== WHAT THE EXERCISE ASKS ==
Reproduce every entry exactly and leave its pictures out.

## BEGIN EXCERPTED DATA

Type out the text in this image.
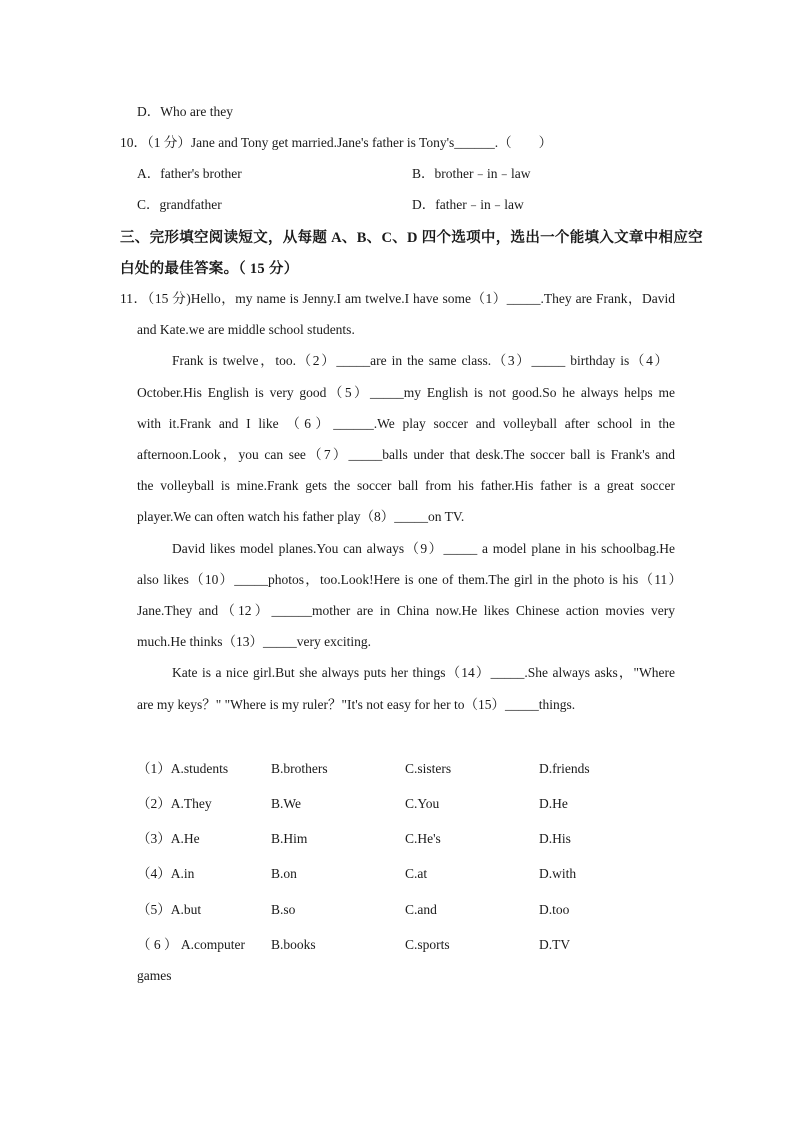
D．Who are they
10．（1 分）Jane and Tony get married.Jane's father is Tony's______.（　　）
A．father's brother	B．brother﹣in﹣law
C．grandfather	D．father﹣in﹣law
三、完形填空阅读短文，从每题 A、B、C、D 四个选项中，选出一个能填入文章中相应空
白处的最佳答案。（ 15 分）
11．（15 分)Hello，my name is Jenny.I am twelve.I have some（1）_____.They are Frank，David
and Kate.we are middle school students.
Frank is twelve，too.（2）_____are in the same class.（3）_____ birthday is（4）
October.His English is very good（5）_____my English is not good.So he always helps me
with it.Frank and I like （6）______.We play soccer and volleyball after school in the
afternoon.Look，you can see（7）_____balls under that desk.The soccer ball is Frank's and
the volleyball is mine.Frank gets the soccer ball from his father.His father is a great soccer
player.We can often watch his father play（8）_____on TV.
David likes model planes.You can always（9）_____ a model plane in his schoolbag.He
also likes（10）_____photos，too.Look!Here is one of them.The girl in the photo is his（11）
Jane.They and（12）______mother are in China now.He likes Chinese action movies very
much.He thinks（13）_____very exciting.
Kate is a nice girl.But she always puts her things（14）_____.She always asks，"Where
are my keys？" "Where is my ruler？"It's not easy for her to（15）_____things.
（1）A.students	B.brothers	C.sisters	D.friends
（2）A.They	B.We	C.You	D.He
（3）A.He	B.Him	C.He's	D.His
（4）A.in	B.on	C.at	D.with
（5）A.but	B.so	C.and	D.too
（ 6 ） A.computer B.books	C.sports	D.TV
games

## END EXCERPTED DATA

== TASK RESPONSE ==
Type out the text in this image.
D．Who are they
10．（1 分）Jane and Tony get married.Jane's father is Tony's______.（　　）
A．father's brother	B．brother﹣in﹣law
C．grandfather	D．father﹣in﹣law
三、完形填空阅读短文，从每题 A、B、C、D 四个选项中，选出一个能填入文章中相应空
白处的最佳答案。（ 15 分）
11．（15 分)Hello，my name is Jenny.I am twelve.I have some（1）_____.They are Frank，David
and Kate.we are middle school students.
Frank is twelve，too.（2）_____are in the same class.（3）_____ birthday is（4）
October.His English is very good（5）_____my English is not good.So he always helps me
with it.Frank and I like （6）______.We play soccer and volleyball after school in the
afternoon.Look，you can see（7）_____balls under that desk.The soccer ball is Frank's and
the volleyball is mine.Frank gets the soccer ball from his father.His father is a great soccer
player.We can often watch his father play（8）_____on TV.
David likes model planes.You can always（9）_____ a model plane in his schoolbag.He
also likes（10）_____photos，too.Look!Here is one of them.The girl in the photo is his（11）
Jane.They and（12）______mother are in China now.He likes Chinese action movies very
much.He thinks（13）_____very exciting.
Kate is a nice girl.But she always puts her things（14）_____.She always asks，"Where
are my keys？" "Where is my ruler？"It's not easy for her to（15）_____things.
（1）A.students	B.brothers	C.sisters	D.friends
（2）A.They	B.We	C.You	D.He
（3）A.He	B.Him	C.He's	D.His
（4）A.in	B.on	C.at	D.with
（5）A.but	B.so	C.and	D.too
（ 6 ） A.computer B.books	C.sports	D.TV
games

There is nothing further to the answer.